::: SUPPLIED MATERIAL :::

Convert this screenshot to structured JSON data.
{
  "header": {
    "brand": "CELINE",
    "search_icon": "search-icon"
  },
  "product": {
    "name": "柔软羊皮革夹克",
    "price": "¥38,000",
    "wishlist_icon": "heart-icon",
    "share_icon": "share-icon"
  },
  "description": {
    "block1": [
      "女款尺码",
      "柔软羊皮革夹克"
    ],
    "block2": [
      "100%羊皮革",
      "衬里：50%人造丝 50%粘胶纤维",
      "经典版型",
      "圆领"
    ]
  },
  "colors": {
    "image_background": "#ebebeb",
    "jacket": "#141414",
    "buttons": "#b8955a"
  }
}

:::

Go through the records above and set each one down exactly, please.

Convert this screenshot to structured JSON data.
{
  "header": {
    "brand": "CELINE",
    "search_icon": "search-icon"
  },
  "product": {
    "name": "柔软羊皮革夹克",
    "price": "¥38,000",
    "wishlist_icon": "heart-icon",
    "share_icon": "share-icon"
  },
  "description": {
    "block1": [
      "女款尺码",
      "柔软羊皮革夹克"
    ],
    "block2": [
      "100%羊皮革",
      "衬里：50%人造丝 50%粘胶纤维",
      "经典版型",
      "圆领"
    ]
  },
  "colors": {
    "image_background": "#ebebeb",
    "jacket": "#141414",
    "buttons": "#b8955a"
  }
}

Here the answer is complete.